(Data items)
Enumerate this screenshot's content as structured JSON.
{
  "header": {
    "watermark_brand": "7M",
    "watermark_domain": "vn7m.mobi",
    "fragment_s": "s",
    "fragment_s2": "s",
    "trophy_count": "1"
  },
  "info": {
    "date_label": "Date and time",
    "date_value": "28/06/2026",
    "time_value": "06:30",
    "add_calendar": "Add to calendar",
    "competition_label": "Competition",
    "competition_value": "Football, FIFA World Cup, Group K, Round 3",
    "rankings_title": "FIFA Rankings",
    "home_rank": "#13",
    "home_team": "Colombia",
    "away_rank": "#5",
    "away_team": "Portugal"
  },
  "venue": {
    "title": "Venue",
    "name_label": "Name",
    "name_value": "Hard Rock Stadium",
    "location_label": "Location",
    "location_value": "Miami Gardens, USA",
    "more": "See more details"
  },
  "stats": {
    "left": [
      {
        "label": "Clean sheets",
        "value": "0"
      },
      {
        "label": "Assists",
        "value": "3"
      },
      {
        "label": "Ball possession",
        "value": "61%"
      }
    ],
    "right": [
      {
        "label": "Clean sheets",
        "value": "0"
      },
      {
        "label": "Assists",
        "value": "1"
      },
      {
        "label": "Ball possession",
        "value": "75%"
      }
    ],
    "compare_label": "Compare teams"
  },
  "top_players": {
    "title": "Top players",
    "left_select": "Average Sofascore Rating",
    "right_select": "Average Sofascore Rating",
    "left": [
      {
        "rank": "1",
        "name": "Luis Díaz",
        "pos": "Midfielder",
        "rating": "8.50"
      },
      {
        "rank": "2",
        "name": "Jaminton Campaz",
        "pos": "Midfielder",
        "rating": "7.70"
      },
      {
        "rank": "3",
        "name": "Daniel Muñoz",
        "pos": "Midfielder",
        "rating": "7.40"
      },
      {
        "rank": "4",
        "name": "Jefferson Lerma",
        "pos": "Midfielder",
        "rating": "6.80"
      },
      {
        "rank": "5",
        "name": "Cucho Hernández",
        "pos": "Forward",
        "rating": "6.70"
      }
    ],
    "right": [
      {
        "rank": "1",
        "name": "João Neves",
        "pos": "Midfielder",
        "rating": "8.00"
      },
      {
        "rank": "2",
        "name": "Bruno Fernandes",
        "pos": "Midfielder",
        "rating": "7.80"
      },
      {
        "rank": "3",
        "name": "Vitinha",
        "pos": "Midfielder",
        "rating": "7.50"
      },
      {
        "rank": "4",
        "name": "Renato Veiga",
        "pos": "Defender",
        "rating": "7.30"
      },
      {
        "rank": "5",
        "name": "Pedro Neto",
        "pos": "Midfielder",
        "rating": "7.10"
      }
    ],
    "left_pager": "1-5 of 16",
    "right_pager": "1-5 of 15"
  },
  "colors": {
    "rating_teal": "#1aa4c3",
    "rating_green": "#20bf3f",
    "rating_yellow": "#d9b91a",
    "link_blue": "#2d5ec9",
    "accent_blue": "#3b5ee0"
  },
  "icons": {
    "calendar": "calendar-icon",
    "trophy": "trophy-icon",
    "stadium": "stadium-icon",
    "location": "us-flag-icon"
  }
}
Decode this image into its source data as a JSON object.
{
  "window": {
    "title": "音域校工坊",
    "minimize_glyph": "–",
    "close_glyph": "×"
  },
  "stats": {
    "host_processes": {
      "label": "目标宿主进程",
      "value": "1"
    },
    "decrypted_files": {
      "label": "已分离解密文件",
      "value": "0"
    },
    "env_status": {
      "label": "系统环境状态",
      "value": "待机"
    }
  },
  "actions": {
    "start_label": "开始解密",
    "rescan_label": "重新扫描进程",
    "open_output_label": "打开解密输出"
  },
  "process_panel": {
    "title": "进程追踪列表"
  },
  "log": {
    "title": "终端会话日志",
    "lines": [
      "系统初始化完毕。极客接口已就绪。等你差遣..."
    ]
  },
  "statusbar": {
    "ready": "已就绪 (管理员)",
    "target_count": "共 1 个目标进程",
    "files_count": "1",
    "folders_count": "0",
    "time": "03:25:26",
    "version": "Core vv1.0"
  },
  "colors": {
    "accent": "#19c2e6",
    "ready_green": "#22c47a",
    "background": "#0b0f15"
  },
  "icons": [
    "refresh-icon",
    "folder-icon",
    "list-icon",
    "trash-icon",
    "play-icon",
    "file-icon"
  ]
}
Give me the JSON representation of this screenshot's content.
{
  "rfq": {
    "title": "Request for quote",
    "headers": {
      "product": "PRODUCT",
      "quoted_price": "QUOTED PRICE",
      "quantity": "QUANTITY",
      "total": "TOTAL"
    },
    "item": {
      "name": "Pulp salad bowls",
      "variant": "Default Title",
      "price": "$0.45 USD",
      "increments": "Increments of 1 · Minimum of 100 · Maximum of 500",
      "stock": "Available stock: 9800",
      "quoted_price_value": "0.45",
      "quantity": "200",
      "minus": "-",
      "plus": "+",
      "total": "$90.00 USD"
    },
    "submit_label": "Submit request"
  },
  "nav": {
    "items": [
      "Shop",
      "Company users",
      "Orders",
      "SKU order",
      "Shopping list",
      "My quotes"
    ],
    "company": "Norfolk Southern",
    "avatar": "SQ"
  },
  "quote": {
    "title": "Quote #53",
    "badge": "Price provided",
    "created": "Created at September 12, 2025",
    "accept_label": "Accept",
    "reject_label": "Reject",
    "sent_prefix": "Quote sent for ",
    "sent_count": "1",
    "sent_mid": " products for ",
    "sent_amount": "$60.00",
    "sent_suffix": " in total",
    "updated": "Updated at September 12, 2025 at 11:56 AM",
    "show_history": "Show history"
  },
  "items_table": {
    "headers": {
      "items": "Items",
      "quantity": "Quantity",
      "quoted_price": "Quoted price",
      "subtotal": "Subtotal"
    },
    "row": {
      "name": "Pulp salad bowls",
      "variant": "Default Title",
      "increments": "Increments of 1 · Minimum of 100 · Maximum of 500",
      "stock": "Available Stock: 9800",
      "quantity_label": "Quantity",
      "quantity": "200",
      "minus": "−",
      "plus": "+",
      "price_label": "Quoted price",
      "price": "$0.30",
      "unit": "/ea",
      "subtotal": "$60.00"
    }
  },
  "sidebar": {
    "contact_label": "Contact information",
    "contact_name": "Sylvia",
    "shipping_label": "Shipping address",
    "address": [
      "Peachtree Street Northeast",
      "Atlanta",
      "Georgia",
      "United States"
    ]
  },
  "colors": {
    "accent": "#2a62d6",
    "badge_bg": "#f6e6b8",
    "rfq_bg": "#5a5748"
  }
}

▶ [Brief]: Transcribe all of the material exactly. Omit nothing.

▶ [Exercise answer]:
Enumerate this screenshot's content as structured JSON.
{
  "header": {
    "watermark_brand": "7M",
    "watermark_domain": "vn7m.mobi",
    "fragment_s": "s",
    "fragment_s2": "s",
    "trophy_count": "1"
  },
  "info": {
    "date_label": "Date and time",
    "date_value": "28/06/2026",
    "time_value": "06:30",
    "add_calendar": "Add to calendar",
    "competition_label": "Competition",
    "competition_value": "Football, FIFA World Cup, Group K, Round 3",
    "rankings_title": "FIFA Rankings",
    "home_rank": "#13",
    "home_team": "Colombia",
    "away_rank": "#5",
    "away_team": "Portugal"
  },
  "venue": {
    "title": "Venue",
    "name_label": "Name",
    "name_value": "Hard Rock Stadium",
    "location_label": "Location",
    "location_value": "Miami Gardens, USA",
    "more": "See more details"
  },
  "stats": {
    "left": [
      {
        "label": "Clean sheets",
        "value": "0"
      },
      {
        "label": "Assists",
        "value": "3"
      },
      {
        "label": "Ball possession",
        "value": "61%"
      }
    ],
    "right": [
      {
        "label": "Clean sheets",
        "value": "0"
      },
      {
        "label": "Assists",
        "value": "1"
      },
      {
        "label": "Ball possession",
        "value": "75%"
      }
    ],
    "compare_label": "Compare teams"
  },
  "top_players": {
    "title": "Top players",
    "left_select": "Average Sofascore Rating",
    "right_select": "Average Sofascore Rating",
    "left": [
      {
        "rank": "1",
        "name": "Luis Díaz",
        "pos": "Midfielder",
        "rating": "8.50"
      },
      {
        "rank": "2",
        "name": "Jaminton Campaz",
        "pos": "Midfielder",
        "rating": "7.70"
      },
      {
        "rank": "3",
        "name": "Daniel Muñoz",
        "pos": "Midfielder",
        "rating": "7.40"
      },
      {
        "rank": "4",
        "name": "Jefferson Lerma",
        "pos": "Midfielder",
        "rating": "6.80"
      },
      {
        "rank": "5",
        "name": "Cucho Hernández",
        "pos": "Forward",
        "rating": "6.70"
      }
    ],
    "right": [
      {
        "rank": "1",
        "name": "João Neves",
        "pos": "Midfielder",
        "rating": "8.00"
      },
      {
        "rank": "2",
        "name": "Bruno Fernandes",
        "pos": "Midfielder",
        "rating": "7.80"
      },
      {
        "rank": "3",
        "name": "Vitinha",
        "pos": "Midfielder",
        "rating": "7.50"
      },
      {
        "rank": "4",
        "name": "Renato Veiga",
        "pos": "Defender",
        "rating": "7.30"
      },
      {
        "rank": "5",
        "name": "Pedro Neto",
        "pos": "Midfielder",
        "rating": "7.10"
      }
    ],
    "left_pager": "1-5 of 16",
    "right_pager": "1-5 of 15"
  },
  "colors": {
    "rating_teal": "#1aa4c3",
    "rating_green": "#20bf3f",
    "rating_yellow": "#d9b91a",
    "link_blue": "#2d5ec9",
    "accent_blue": "#3b5ee0"
  },
  "icons": {
    "calendar": "calendar-icon",
    "trophy": "trophy-icon",
    "stadium": "stadium-icon",
    "location": "us-flag-icon"
  }
}
Decode this image into its source data as a JSON object.
{
  "window": {
    "title": "音域校工坊",
    "minimize_glyph": "–",
    "close_glyph": "×"
  },
  "stats": {
    "host_processes": {
      "label": "目标宿主进程",
      "value": "1"
    },
    "decrypted_files": {
      "label": "已分离解密文件",
      "value": "0"
    },
    "env_status": {
      "label": "系统环境状态",
      "value": "待机"
    }
  },
  "actions": {
    "start_label": "开始解密",
    "rescan_label": "重新扫描进程",
    "open_output_label": "打开解密输出"
  },
  "process_panel": {
    "title": "进程追踪列表"
  },
  "log": {
    "title": "终端会话日志",
    "lines": [
      "系统初始化完毕。极客接口已就绪。等你差遣..."
    ]
  },
  "statusbar": {
    "ready": "已就绪 (管理员)",
    "target_count": "共 1 个目标进程",
    "files_count": "1",
    "folders_count": "0",
    "time": "03:25:26",
    "version": "Core vv1.0"
  },
  "colors": {
    "accent": "#19c2e6",
    "ready_green": "#22c47a",
    "background": "#0b0f15"
  },
  "icons": [
    "refresh-icon",
    "folder-icon",
    "list-icon",
    "trash-icon",
    "play-icon",
    "file-icon"
  ]
}
Give me the JSON representation of this screenshot's content.
{
  "rfq": {
    "title": "Request for quote",
    "headers": {
      "product": "PRODUCT",
      "quoted_price": "QUOTED PRICE",
      "quantity": "QUANTITY",
      "total": "TOTAL"
    },
    "item": {
      "name": "Pulp salad bowls",
      "variant": "Default Title",
      "price": "$0.45 USD",
      "increments": "Increments of 1 · Minimum of 100 · Maximum of 500",
      "stock": "Available stock: 9800",
      "quoted_price_value": "0.45",
      "quantity": "200",
      "minus": "-",
      "plus": "+",
      "total": "$90.00 USD"
    },
    "submit_label": "Submit request"
  },
  "nav": {
    "items": [
      "Shop",
      "Company users",
      "Orders",
      "SKU order",
      "Shopping list",
      "My quotes"
    ],
    "company": "Norfolk Southern",
    "avatar": "SQ"
  },
  "quote": {
    "title": "Quote #53",
    "badge": "Price provided",
    "created": "Created at September 12, 2025",
    "accept_label": "Accept",
    "reject_label": "Reject",
    "sent_prefix": "Quote sent for ",
    "sent_count": "1",
    "sent_mid": " products for ",
    "sent_amount": "$60.00",
    "sent_suffix": " in total",
    "updated": "Updated at September 12, 2025 at 11:56 AM",
    "show_history": "Show history"
  },
  "items_table": {
    "headers": {
      "items": "Items",
      "quantity": "Quantity",
      "quoted_price": "Quoted price",
      "subtotal": "Subtotal"
    },
    "row": {
      "name": "Pulp salad bowls",
      "variant": "Default Title",
      "increments": "Increments of 1 · Minimum of 100 · Maximum of 500",
      "stock": "Available Stock: 9800",
      "quantity_label": "Quantity",
      "quantity": "200",
      "minus": "−",
      "plus": "+",
      "price_label": "Quoted price",
      "price": "$0.30",
      "unit": "/ea",
      "subtotal": "$60.00"
    }
  },
  "sidebar": {
    "contact_label": "Contact information",
    "contact_name": "Sylvia",
    "shipping_label": "Shipping address",
    "address": [
      "Peachtree Street Northeast",
      "Atlanta",
      "Georgia",
      "United States"
    ]
  },
  "colors": {
    "accent": "#2a62d6",
    "badge_bg": "#f6e6b8",
    "rfq_bg": "#5a5748"
  }
}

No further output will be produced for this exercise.